• _Problem description_
Filter the records below and copy every line containing the word "③完成总指挥或副总指挥交给的临时任务".

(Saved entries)
****************

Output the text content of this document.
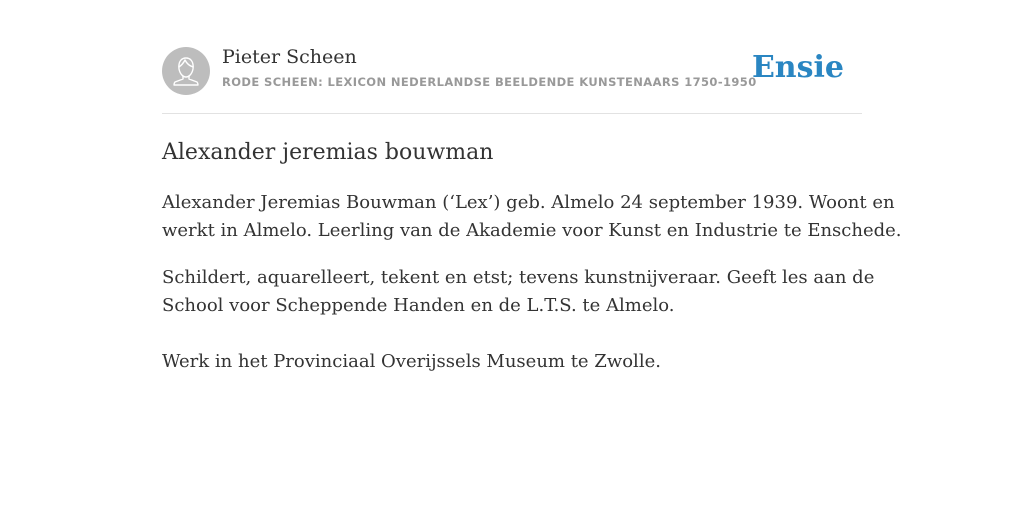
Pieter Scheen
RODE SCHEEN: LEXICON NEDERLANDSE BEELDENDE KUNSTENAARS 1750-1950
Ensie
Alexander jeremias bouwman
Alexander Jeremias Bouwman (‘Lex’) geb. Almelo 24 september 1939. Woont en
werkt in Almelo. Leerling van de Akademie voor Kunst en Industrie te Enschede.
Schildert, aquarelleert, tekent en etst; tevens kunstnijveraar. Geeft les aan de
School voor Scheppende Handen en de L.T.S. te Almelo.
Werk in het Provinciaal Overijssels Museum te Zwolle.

****************

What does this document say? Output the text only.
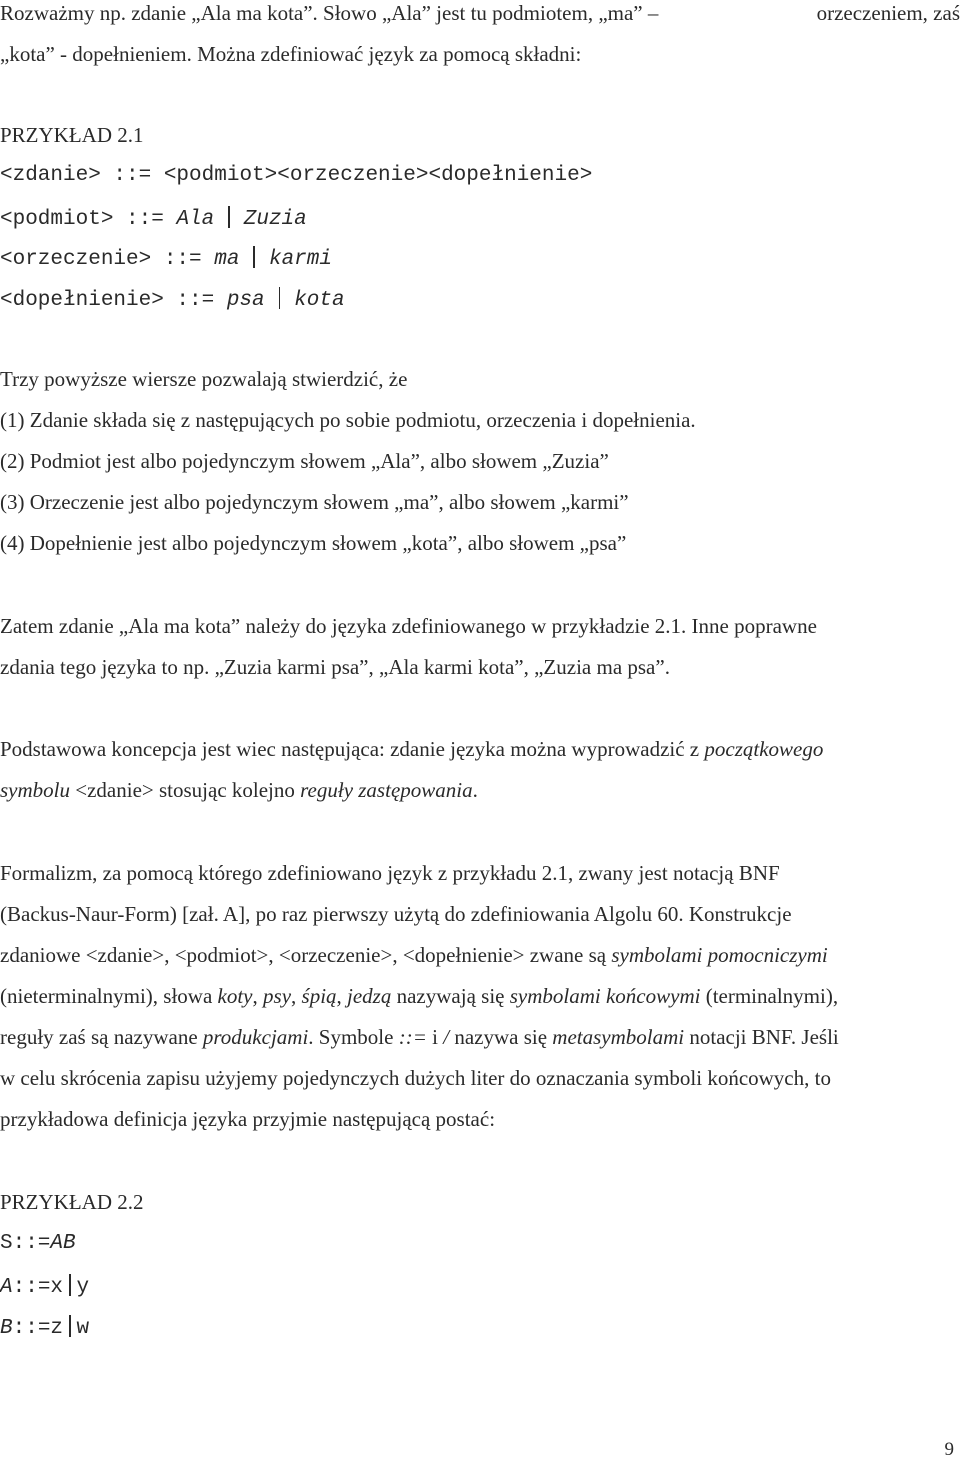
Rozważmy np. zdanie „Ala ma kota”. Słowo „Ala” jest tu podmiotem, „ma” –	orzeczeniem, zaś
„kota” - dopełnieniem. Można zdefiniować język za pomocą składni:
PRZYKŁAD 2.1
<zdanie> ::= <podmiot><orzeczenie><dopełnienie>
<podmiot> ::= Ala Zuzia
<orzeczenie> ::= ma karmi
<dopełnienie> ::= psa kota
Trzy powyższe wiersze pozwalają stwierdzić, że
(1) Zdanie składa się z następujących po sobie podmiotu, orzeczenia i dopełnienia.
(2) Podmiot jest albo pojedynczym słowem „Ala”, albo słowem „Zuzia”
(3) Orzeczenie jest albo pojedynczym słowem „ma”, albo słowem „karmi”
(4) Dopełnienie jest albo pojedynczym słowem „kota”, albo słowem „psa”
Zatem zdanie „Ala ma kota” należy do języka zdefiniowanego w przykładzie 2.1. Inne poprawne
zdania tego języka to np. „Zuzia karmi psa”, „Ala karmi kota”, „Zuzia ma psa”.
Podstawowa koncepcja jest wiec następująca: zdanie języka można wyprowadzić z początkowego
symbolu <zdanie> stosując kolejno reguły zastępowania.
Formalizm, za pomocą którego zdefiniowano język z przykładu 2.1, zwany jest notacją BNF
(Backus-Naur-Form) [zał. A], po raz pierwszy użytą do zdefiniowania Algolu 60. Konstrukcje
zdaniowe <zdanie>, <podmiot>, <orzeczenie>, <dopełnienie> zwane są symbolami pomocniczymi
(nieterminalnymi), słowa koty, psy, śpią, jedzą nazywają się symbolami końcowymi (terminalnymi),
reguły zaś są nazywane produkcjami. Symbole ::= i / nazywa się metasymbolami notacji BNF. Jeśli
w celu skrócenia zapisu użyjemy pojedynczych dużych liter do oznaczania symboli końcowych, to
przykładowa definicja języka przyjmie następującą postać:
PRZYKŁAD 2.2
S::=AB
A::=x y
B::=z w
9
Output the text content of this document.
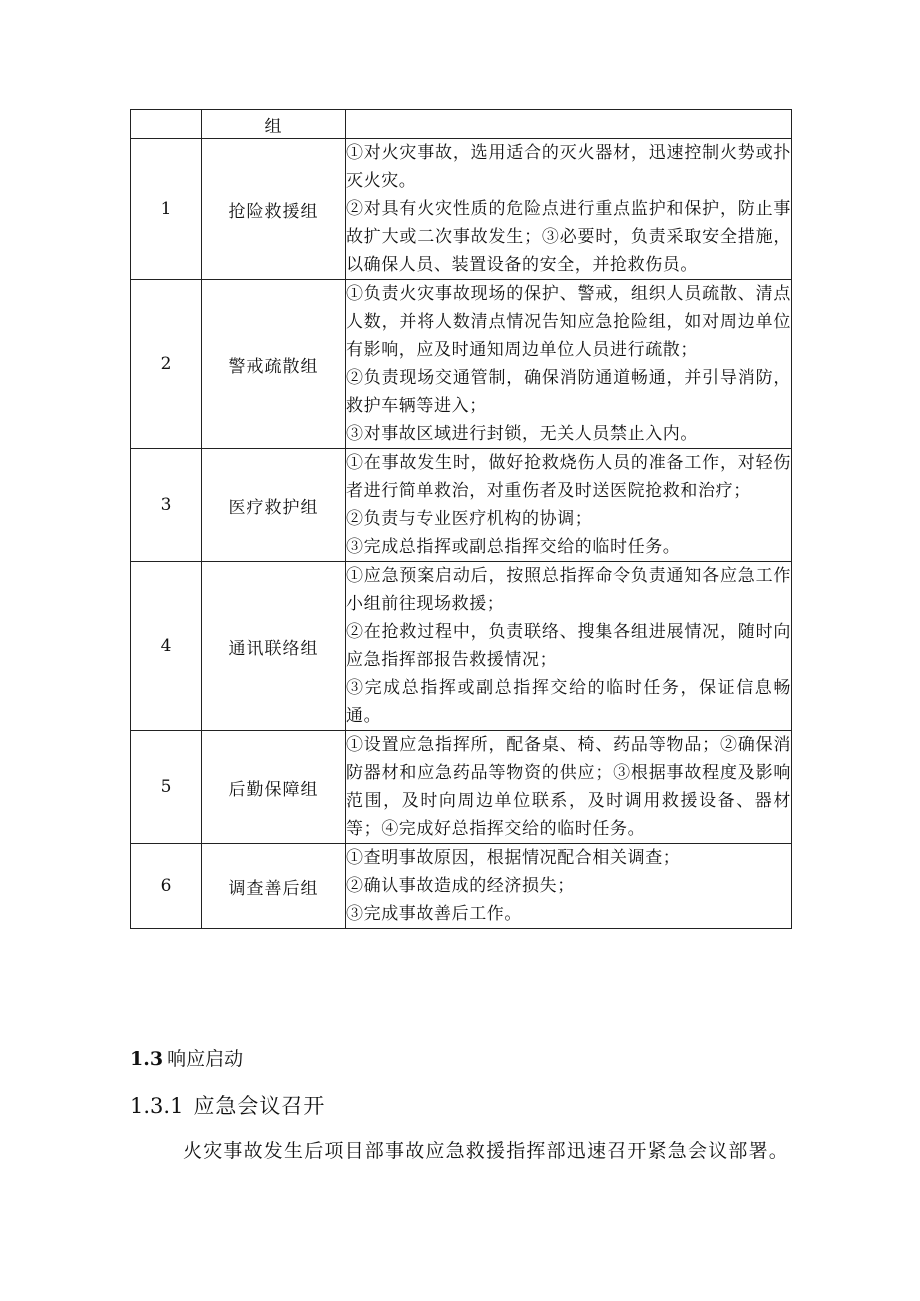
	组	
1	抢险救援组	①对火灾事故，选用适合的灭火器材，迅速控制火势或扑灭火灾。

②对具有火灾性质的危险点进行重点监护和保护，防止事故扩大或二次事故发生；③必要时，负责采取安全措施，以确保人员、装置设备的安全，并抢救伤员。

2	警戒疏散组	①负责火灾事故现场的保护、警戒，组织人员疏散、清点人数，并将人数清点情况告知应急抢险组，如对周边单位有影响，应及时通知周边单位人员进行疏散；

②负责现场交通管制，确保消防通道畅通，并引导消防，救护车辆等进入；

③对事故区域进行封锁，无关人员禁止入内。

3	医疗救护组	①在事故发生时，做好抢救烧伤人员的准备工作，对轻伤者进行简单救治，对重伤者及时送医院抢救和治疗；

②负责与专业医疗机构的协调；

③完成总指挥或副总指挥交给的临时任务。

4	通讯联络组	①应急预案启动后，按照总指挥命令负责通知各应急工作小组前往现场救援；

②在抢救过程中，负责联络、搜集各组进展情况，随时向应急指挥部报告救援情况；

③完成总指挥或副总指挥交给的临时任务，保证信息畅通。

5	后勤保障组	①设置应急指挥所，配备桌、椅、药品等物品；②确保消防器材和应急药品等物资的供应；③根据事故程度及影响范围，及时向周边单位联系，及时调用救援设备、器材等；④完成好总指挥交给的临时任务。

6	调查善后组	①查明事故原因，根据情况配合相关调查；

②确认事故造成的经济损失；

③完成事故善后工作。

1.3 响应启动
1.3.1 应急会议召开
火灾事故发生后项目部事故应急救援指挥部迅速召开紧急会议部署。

****************

• _Exercise response_
③完成总指挥或副总指挥交给的临时任务。
③完成总指挥或副总指挥交给的临时任务，保证信息畅通。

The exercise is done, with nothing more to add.